-- EXERCISE INSTRUCTIONS --
Repeat exactly, and only, the lines from the one containing "Read all visible content and emit it as JSON." through the end of the records.

-- RECORDS SHOWN --
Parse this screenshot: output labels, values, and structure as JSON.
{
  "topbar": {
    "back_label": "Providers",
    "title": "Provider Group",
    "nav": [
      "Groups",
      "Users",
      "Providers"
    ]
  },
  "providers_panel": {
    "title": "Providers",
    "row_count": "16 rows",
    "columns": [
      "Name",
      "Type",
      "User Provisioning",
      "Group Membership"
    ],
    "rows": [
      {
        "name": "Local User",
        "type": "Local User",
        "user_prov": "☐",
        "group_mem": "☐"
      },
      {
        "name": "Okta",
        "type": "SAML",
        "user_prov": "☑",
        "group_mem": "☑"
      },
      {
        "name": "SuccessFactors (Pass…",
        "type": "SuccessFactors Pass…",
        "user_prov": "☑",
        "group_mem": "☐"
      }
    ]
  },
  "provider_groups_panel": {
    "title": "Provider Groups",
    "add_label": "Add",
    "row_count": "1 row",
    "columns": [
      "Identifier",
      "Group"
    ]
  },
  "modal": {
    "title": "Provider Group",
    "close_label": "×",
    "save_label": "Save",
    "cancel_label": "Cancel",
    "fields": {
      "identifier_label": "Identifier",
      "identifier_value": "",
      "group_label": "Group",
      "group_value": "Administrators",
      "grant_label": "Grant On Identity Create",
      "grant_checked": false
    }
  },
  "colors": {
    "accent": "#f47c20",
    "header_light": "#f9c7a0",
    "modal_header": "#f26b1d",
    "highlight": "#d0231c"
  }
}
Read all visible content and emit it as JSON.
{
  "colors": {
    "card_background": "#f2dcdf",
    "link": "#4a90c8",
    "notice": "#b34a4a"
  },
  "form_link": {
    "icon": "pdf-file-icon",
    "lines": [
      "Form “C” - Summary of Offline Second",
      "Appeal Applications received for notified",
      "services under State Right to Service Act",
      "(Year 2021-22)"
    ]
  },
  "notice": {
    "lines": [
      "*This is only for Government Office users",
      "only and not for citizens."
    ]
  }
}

-- COMPLETED EXERCISE --
Read all visible content and emit it as JSON.
{
  "colors": {
    "card_background": "#f2dcdf",
    "link": "#4a90c8",
    "notice": "#b34a4a"
  },
  "form_link": {
    "icon": "pdf-file-icon",
    "lines": [
      "Form “C” - Summary of Offline Second",
      "Appeal Applications received for notified",
      "services under State Right to Service Act",
      "(Year 2021-22)"
    ]
  },
  "notice": {
    "lines": [
      "*This is only for Government Office users",
      "only and not for citizens."
    ]
  }
}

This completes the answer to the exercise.